- _Short problem_: Collect all lines containing the word "title" from the data.

- _Material provided_:
* START *

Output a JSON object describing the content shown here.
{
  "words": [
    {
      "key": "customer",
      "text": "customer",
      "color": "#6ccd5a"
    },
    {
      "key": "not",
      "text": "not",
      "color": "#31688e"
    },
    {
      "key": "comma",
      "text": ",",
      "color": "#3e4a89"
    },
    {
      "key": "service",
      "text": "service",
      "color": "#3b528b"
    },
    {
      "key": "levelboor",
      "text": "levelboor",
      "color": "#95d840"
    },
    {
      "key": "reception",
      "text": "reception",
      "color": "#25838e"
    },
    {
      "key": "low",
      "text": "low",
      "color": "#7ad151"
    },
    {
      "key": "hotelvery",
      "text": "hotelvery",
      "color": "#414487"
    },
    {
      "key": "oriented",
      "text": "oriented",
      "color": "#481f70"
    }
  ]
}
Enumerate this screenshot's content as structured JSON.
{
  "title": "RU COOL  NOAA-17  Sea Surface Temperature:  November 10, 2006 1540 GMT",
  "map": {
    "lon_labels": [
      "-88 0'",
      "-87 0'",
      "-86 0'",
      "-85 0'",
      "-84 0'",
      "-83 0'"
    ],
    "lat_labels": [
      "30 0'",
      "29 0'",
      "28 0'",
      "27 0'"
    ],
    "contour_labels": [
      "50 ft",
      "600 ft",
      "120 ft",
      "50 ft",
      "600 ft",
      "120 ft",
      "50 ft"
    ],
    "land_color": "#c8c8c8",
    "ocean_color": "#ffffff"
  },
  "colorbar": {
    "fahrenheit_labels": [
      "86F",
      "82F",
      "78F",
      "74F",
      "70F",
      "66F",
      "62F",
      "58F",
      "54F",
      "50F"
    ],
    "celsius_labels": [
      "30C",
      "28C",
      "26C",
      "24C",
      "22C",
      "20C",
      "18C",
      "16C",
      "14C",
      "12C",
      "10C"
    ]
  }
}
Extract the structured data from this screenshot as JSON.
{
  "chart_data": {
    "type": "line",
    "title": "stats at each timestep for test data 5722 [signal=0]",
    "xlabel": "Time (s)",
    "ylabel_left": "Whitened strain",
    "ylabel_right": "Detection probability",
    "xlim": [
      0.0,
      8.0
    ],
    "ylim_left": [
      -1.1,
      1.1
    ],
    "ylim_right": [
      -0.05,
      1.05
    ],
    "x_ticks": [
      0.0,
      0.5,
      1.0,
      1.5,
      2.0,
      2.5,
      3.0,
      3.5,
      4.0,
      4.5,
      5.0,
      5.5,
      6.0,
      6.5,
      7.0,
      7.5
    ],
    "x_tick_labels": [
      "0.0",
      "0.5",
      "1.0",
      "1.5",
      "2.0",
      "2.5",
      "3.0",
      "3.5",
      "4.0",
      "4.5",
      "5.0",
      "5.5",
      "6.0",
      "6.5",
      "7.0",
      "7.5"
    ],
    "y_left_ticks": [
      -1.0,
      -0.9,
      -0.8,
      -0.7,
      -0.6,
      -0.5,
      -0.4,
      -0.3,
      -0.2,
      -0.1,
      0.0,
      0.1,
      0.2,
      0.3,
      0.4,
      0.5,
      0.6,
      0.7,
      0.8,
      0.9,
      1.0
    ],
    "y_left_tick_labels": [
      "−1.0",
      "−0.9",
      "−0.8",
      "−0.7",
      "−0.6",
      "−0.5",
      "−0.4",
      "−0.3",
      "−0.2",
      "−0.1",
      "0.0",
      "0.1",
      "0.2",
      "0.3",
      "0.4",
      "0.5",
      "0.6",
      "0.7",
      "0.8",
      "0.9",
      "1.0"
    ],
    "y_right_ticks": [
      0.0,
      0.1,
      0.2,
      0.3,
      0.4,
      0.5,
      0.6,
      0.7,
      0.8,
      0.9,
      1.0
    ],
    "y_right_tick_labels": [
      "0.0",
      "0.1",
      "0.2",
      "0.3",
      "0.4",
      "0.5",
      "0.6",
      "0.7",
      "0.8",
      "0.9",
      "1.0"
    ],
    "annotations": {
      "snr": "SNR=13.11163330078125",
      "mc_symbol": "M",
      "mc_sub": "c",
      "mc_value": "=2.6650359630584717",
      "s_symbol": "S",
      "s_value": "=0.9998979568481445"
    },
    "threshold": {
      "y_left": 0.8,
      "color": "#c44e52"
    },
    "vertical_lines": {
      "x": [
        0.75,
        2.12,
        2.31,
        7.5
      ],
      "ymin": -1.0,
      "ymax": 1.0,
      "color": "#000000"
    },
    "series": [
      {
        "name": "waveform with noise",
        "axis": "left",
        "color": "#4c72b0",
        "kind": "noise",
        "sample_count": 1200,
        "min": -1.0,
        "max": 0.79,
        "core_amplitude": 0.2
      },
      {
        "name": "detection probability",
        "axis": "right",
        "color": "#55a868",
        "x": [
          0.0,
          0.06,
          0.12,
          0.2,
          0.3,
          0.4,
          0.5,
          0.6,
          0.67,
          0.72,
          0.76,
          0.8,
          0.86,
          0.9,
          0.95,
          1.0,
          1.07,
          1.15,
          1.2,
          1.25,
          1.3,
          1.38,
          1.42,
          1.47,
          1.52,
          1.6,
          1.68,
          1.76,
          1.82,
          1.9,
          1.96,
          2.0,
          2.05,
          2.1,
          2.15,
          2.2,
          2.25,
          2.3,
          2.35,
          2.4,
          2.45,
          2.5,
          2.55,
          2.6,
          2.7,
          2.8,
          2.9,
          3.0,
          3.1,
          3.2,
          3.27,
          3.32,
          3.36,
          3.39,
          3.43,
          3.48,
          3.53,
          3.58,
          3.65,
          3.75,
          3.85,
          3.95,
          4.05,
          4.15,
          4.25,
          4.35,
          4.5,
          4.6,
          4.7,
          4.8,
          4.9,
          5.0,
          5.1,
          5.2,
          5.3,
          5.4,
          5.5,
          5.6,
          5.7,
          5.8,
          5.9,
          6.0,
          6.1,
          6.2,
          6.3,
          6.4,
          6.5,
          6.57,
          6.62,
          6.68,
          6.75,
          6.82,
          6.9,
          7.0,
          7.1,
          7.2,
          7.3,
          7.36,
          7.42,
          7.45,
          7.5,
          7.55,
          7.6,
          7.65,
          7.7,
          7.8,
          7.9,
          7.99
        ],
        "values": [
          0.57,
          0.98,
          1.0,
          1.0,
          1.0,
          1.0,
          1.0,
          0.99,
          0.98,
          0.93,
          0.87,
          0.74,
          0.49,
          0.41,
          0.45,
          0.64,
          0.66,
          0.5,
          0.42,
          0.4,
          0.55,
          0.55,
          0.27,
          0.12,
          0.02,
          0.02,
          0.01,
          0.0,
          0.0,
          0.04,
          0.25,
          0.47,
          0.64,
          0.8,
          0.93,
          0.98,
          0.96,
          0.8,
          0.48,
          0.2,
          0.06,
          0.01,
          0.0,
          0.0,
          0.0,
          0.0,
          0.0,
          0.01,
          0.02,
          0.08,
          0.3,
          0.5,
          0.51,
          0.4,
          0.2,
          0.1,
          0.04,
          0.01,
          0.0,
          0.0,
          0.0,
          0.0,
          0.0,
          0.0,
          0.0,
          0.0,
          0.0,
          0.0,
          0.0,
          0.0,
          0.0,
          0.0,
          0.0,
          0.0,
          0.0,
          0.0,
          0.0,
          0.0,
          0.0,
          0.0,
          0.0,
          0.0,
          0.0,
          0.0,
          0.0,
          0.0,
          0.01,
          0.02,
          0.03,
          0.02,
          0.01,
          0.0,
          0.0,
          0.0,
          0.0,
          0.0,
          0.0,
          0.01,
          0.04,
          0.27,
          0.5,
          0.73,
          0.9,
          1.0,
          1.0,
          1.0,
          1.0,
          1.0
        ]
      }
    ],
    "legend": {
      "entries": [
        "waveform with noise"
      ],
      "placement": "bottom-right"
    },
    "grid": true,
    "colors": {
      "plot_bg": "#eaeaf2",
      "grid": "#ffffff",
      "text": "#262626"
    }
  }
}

* END *

- _Solution_:
  "title": "RU COOL  NOAA-17  Sea Surface Temperature:  November 10, 2006 1540 GMT",
    "title": "stats at each timestep for test data 5722 [signal=0]",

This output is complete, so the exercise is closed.